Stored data
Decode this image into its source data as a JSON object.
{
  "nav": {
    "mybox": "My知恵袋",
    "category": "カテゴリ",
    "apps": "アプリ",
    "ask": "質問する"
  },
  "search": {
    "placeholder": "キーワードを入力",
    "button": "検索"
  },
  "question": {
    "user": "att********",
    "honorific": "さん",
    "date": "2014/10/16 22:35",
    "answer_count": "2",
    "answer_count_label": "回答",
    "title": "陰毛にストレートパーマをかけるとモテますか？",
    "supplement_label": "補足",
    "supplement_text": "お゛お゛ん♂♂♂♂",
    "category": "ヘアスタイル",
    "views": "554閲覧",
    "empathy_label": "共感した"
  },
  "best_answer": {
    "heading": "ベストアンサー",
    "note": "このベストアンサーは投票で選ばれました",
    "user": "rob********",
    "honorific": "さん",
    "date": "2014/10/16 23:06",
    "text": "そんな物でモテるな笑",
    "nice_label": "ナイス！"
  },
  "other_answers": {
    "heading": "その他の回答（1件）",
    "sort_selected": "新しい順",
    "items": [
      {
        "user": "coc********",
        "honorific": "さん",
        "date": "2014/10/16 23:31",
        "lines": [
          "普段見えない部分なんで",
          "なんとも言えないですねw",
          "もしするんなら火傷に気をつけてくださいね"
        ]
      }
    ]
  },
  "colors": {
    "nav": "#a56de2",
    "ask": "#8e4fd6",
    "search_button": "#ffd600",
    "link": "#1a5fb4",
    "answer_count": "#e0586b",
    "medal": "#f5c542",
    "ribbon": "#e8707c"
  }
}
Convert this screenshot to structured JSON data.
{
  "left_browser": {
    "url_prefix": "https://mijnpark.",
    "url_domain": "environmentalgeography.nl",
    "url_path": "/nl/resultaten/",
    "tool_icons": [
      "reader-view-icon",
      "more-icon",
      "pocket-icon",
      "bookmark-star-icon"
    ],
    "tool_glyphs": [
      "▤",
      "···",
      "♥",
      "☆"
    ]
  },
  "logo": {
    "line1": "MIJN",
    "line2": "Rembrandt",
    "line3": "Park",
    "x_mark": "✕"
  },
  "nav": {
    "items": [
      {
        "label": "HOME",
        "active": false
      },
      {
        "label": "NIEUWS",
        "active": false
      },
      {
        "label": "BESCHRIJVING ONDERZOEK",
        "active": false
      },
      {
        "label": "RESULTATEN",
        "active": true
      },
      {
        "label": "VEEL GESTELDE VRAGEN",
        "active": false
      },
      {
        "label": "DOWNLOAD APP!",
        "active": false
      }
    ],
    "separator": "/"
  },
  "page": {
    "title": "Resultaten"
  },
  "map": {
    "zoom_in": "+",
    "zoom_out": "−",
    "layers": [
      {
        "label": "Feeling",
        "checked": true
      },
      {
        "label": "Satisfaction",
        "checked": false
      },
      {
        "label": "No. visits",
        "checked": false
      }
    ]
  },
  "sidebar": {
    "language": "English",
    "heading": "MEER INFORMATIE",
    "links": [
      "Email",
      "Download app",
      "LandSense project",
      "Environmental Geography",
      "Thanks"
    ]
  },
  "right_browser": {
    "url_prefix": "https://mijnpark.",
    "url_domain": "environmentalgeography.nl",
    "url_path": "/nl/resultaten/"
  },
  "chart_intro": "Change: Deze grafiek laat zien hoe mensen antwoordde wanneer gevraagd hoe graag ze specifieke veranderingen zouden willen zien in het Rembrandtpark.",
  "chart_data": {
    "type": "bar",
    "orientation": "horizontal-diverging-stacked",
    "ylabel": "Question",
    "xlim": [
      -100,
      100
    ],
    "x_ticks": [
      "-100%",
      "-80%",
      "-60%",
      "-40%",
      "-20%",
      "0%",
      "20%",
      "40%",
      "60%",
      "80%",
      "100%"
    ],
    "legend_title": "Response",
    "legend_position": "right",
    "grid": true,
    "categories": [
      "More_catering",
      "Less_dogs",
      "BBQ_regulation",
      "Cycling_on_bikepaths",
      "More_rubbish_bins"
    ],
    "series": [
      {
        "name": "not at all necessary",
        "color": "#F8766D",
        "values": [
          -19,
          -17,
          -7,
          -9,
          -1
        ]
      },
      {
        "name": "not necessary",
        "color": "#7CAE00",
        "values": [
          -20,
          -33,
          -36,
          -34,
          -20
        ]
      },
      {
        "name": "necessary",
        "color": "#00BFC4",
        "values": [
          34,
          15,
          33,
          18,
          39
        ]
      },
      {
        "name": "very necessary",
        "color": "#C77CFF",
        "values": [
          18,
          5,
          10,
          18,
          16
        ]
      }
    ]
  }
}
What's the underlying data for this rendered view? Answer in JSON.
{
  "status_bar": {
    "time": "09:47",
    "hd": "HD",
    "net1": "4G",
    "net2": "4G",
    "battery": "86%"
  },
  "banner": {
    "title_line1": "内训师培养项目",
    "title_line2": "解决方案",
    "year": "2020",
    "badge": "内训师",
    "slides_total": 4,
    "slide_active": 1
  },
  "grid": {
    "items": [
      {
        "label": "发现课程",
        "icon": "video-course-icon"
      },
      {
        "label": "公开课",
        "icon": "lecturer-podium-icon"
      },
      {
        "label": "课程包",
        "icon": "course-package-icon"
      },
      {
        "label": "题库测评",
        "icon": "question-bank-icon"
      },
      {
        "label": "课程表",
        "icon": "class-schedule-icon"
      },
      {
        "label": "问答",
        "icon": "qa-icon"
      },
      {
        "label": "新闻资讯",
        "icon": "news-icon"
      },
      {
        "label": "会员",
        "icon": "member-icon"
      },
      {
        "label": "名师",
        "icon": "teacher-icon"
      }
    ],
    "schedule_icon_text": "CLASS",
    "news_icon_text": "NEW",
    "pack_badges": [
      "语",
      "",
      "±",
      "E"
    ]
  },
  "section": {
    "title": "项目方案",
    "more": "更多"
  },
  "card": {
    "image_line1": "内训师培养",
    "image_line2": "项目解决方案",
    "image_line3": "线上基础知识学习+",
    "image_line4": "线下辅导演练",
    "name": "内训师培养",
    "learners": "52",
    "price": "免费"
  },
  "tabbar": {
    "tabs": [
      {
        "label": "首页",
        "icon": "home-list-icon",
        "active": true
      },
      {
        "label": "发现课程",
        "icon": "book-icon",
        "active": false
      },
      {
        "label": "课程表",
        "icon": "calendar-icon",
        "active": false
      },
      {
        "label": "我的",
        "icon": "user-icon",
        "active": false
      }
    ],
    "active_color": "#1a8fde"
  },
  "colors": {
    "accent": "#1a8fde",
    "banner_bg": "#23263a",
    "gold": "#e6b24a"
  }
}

WRITTEN EXERCISE >> Quote the data above in full, changing nothing.

RESPONSE FOR THIS EXERCISE >>
Decode this image into its source data as a JSON object.
{
  "nav": {
    "mybox": "My知恵袋",
    "category": "カテゴリ",
    "apps": "アプリ",
    "ask": "質問する"
  },
  "search": {
    "placeholder": "キーワードを入力",
    "button": "検索"
  },
  "question": {
    "user": "att********",
    "honorific": "さん",
    "date": "2014/10/16 22:35",
    "answer_count": "2",
    "answer_count_label": "回答",
    "title": "陰毛にストレートパーマをかけるとモテますか？",
    "supplement_label": "補足",
    "supplement_text": "お゛お゛ん♂♂♂♂",
    "category": "ヘアスタイル",
    "views": "554閲覧",
    "empathy_label": "共感した"
  },
  "best_answer": {
    "heading": "ベストアンサー",
    "note": "このベストアンサーは投票で選ばれました",
    "user": "rob********",
    "honorific": "さん",
    "date": "2014/10/16 23:06",
    "text": "そんな物でモテるな笑",
    "nice_label": "ナイス！"
  },
  "other_answers": {
    "heading": "その他の回答（1件）",
    "sort_selected": "新しい順",
    "items": [
      {
        "user": "coc********",
        "honorific": "さん",
        "date": "2014/10/16 23:31",
        "lines": [
          "普段見えない部分なんで",
          "なんとも言えないですねw",
          "もしするんなら火傷に気をつけてくださいね"
        ]
      }
    ]
  },
  "colors": {
    "nav": "#a56de2",
    "ask": "#8e4fd6",
    "search_button": "#ffd600",
    "link": "#1a5fb4",
    "answer_count": "#e0586b",
    "medal": "#f5c542",
    "ribbon": "#e8707c"
  }
}
Convert this screenshot to structured JSON data.
{
  "left_browser": {
    "url_prefix": "https://mijnpark.",
    "url_domain": "environmentalgeography.nl",
    "url_path": "/nl/resultaten/",
    "tool_icons": [
      "reader-view-icon",
      "more-icon",
      "pocket-icon",
      "bookmark-star-icon"
    ],
    "tool_glyphs": [
      "▤",
      "···",
      "♥",
      "☆"
    ]
  },
  "logo": {
    "line1": "MIJN",
    "line2": "Rembrandt",
    "line3": "Park",
    "x_mark": "✕"
  },
  "nav": {
    "items": [
      {
        "label": "HOME",
        "active": false
      },
      {
        "label": "NIEUWS",
        "active": false
      },
      {
        "label": "BESCHRIJVING ONDERZOEK",
        "active": false
      },
      {
        "label": "RESULTATEN",
        "active": true
      },
      {
        "label": "VEEL GESTELDE VRAGEN",
        "active": false
      },
      {
        "label": "DOWNLOAD APP!",
        "active": false
      }
    ],
    "separator": "/"
  },
  "page": {
    "title": "Resultaten"
  },
  "map": {
    "zoom_in": "+",
    "zoom_out": "−",
    "layers": [
      {
        "label": "Feeling",
        "checked": true
      },
      {
        "label": "Satisfaction",
        "checked": false
      },
      {
        "label": "No. visits",
        "checked": false
      }
    ]
  },
  "sidebar": {
    "language": "English",
    "heading": "MEER INFORMATIE",
    "links": [
      "Email",
      "Download app",
      "LandSense project",
      "Environmental Geography",
      "Thanks"
    ]
  },
  "right_browser": {
    "url_prefix": "https://mijnpark.",
    "url_domain": "environmentalgeography.nl",
    "url_path": "/nl/resultaten/"
  },
  "chart_intro": "Change: Deze grafiek laat zien hoe mensen antwoordde wanneer gevraagd hoe graag ze specifieke veranderingen zouden willen zien in het Rembrandtpark.",
  "chart_data": {
    "type": "bar",
    "orientation": "horizontal-diverging-stacked",
    "ylabel": "Question",
    "xlim": [
      -100,
      100
    ],
    "x_ticks": [
      "-100%",
      "-80%",
      "-60%",
      "-40%",
      "-20%",
      "0%",
      "20%",
      "40%",
      "60%",
      "80%",
      "100%"
    ],
    "legend_title": "Response",
    "legend_position": "right",
    "grid": true,
    "categories": [
      "More_catering",
      "Less_dogs",
      "BBQ_regulation",
      "Cycling_on_bikepaths",
      "More_rubbish_bins"
    ],
    "series": [
      {
        "name": "not at all necessary",
        "color": "#F8766D",
        "values": [
          -19,
          -17,
          -7,
          -9,
          -1
        ]
      },
      {
        "name": "not necessary",
        "color": "#7CAE00",
        "values": [
          -20,
          -33,
          -36,
          -34,
          -20
        ]
      },
      {
        "name": "necessary",
        "color": "#00BFC4",
        "values": [
          34,
          15,
          33,
          18,
          39
        ]
      },
      {
        "name": "very necessary",
        "color": "#C77CFF",
        "values": [
          18,
          5,
          10,
          18,
          16
        ]
      }
    ]
  }
}
What's the underlying data for this rendered view? Answer in JSON.
{
  "status_bar": {
    "time": "09:47",
    "hd": "HD",
    "net1": "4G",
    "net2": "4G",
    "battery": "86%"
  },
  "banner": {
    "title_line1": "内训师培养项目",
    "title_line2": "解决方案",
    "year": "2020",
    "badge": "内训师",
    "slides_total": 4,
    "slide_active": 1
  },
  "grid": {
    "items": [
      {
        "label": "发现课程",
        "icon": "video-course-icon"
      },
      {
        "label": "公开课",
        "icon": "lecturer-podium-icon"
      },
      {
        "label": "课程包",
        "icon": "course-package-icon"
      },
      {
        "label": "题库测评",
        "icon": "question-bank-icon"
      },
      {
        "label": "课程表",
        "icon": "class-schedule-icon"
      },
      {
        "label": "问答",
        "icon": "qa-icon"
      },
      {
        "label": "新闻资讯",
        "icon": "news-icon"
      },
      {
        "label": "会员",
        "icon": "member-icon"
      },
      {
        "label": "名师",
        "icon": "teacher-icon"
      }
    ],
    "schedule_icon_text": "CLASS",
    "news_icon_text": "NEW",
    "pack_badges": [
      "语",
      "",
      "±",
      "E"
    ]
  },
  "section": {
    "title": "项目方案",
    "more": "更多"
  },
  "card": {
    "image_line1": "内训师培养",
    "image_line2": "项目解决方案",
    "image_line3": "线上基础知识学习+",
    "image_line4": "线下辅导演练",
    "name": "内训师培养",
    "learners": "52",
    "price": "免费"
  },
  "tabbar": {
    "tabs": [
      {
        "label": "首页",
        "icon": "home-list-icon",
        "active": true
      },
      {
        "label": "发现课程",
        "icon": "book-icon",
        "active": false
      },
      {
        "label": "课程表",
        "icon": "calendar-icon",
        "active": false
      },
      {
        "label": "我的",
        "icon": "user-icon",
        "active": false
      }
    ],
    "active_color": "#1a8fde"
  },
  "colors": {
    "accent": "#1a8fde",
    "banner_bg": "#23263a",
    "gold": "#e6b24a"
  }
}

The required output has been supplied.